Представленный отрывок:
На всякий случай МИД организовал на важнейшем управленческом посту в Стокгольме между Германией и Россией собственный русский отдел в германском посольстве, который возглавил Курт Рицлер. Он присутствовал при той памятной беседе, которая привела Парвуса в феврале 1915 году на Вильгельмштрассе, чтобы представить свою революционную программу. Рицлер испытывает к нему меньше симпатии, чем Брокдорфф-Рантцау в Копенгагене, и видит в нем всего лишь агента, который не должен предпринимать собственных действий, выходящих за рамки указаний МИДа.

Записи о расположении элементов:
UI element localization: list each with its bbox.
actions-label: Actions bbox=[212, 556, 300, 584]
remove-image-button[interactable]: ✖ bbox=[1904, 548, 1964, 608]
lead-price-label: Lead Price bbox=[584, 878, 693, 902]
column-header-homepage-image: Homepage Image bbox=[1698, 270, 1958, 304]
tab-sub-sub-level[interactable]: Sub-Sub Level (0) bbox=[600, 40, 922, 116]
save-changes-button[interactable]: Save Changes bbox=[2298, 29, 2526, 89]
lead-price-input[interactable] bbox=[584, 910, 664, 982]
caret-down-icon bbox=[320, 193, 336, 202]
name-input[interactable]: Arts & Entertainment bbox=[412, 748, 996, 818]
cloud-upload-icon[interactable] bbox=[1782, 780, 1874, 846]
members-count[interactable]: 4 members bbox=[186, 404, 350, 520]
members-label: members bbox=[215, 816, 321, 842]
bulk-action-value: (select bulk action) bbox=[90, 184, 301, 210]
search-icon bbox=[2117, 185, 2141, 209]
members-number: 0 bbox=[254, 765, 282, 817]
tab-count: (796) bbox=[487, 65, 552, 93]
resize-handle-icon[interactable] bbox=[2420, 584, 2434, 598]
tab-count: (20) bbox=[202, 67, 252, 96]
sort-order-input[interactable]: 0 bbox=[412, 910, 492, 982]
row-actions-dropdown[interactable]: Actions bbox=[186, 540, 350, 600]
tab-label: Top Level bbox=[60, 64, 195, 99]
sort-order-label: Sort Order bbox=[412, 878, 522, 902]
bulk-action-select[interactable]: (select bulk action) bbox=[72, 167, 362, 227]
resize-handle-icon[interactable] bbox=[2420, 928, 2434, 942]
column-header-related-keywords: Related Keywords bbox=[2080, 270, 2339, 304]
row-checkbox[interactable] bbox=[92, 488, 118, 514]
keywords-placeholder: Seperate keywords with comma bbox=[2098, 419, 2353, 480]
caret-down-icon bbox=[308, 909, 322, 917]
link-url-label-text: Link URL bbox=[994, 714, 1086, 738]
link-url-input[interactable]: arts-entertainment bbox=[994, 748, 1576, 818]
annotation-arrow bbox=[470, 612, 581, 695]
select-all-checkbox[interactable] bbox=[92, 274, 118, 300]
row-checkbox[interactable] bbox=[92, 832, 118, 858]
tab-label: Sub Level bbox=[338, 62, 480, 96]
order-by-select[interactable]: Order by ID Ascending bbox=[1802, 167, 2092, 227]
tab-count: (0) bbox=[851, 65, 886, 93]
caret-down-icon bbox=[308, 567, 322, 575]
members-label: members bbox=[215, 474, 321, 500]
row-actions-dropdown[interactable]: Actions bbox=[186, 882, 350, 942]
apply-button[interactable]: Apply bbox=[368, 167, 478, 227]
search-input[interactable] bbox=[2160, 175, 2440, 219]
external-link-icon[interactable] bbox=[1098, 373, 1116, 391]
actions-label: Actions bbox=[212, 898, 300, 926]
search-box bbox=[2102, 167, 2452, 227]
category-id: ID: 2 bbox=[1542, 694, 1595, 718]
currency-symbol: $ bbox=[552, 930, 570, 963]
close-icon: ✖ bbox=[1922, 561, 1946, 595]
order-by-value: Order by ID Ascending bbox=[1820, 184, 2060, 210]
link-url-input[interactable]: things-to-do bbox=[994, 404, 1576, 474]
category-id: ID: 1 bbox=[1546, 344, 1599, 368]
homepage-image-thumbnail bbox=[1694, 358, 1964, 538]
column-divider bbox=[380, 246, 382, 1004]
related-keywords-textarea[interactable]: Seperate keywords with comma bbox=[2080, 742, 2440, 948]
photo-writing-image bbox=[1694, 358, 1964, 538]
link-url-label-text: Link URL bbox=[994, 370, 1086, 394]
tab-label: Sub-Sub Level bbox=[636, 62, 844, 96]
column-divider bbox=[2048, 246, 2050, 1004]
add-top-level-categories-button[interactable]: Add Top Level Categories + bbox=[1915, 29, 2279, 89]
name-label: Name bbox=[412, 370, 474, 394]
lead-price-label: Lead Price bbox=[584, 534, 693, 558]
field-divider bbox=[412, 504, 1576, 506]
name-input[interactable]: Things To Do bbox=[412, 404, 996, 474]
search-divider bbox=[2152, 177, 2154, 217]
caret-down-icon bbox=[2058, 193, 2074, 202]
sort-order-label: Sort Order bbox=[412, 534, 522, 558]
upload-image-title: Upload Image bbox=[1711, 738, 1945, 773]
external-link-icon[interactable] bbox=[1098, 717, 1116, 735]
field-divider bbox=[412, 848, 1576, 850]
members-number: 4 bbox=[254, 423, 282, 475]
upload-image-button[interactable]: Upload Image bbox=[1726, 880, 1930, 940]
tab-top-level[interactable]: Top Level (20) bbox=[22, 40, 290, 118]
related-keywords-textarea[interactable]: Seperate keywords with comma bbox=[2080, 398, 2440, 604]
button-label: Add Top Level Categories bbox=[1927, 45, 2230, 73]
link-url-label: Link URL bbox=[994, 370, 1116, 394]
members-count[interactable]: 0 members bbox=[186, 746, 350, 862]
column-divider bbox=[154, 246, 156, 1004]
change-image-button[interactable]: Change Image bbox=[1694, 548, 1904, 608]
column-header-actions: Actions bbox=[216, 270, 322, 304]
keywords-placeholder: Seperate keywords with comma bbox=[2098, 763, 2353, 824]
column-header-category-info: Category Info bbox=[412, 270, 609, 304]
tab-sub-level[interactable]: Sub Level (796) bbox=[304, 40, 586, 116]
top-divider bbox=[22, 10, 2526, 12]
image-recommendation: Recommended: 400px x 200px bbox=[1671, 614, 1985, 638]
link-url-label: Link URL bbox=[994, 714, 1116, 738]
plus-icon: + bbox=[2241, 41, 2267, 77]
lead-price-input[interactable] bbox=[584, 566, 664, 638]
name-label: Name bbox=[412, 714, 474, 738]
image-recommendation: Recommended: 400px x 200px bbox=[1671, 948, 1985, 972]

Задания для выполнения:
[1] Кто, согласно отрывку о Парвусе, возглавил русский отдел германского посольства в Стокгольме?
[2] Продолжите отрывок о Парвусе после его последнего предложения.
Перечень к выполнению заданий отношения не имеет.

Ответы к заданиям:
[1] Курт Рицлер.

[2]
Параллельно с этим австрийский МИД тоже направляет в свое посольство в Стокгольме специального советника по России, советника посольства принца Эмиля фон Фюрстенберга. Уже 22 ноября он жалуется в телеграмме, направляемой в Вену, что «усилия по заключению мира со стороны своеобразной личности немецкого посредника не принесли облегчения». Он смог четко описать его, Парвуса, взгляды в своем послании министру иностранных дел: их якобы «трудно совместить со взглядами на Вильгельмштрассе. Он исходит (…) из других побуждений (…) Гельфанд — старый русский революционер, который в последние два года активно работал над подготовкой русского переворота, а теперь хотел бы увенчать свою работу тем, что он, так сказать, под своим покровительством принесет мир братскому народу (…)
На одну треть он работает на страны Центральной Европы, на одну треть — на социал-демократию и еще на одну — на Россию, пролетариат которой он хотел бы считать обязанным себе за пробивание для него выгодных условий. (…) Советую строго следить за его шахматными шагами и не позволять ему слишком зазнаваться…»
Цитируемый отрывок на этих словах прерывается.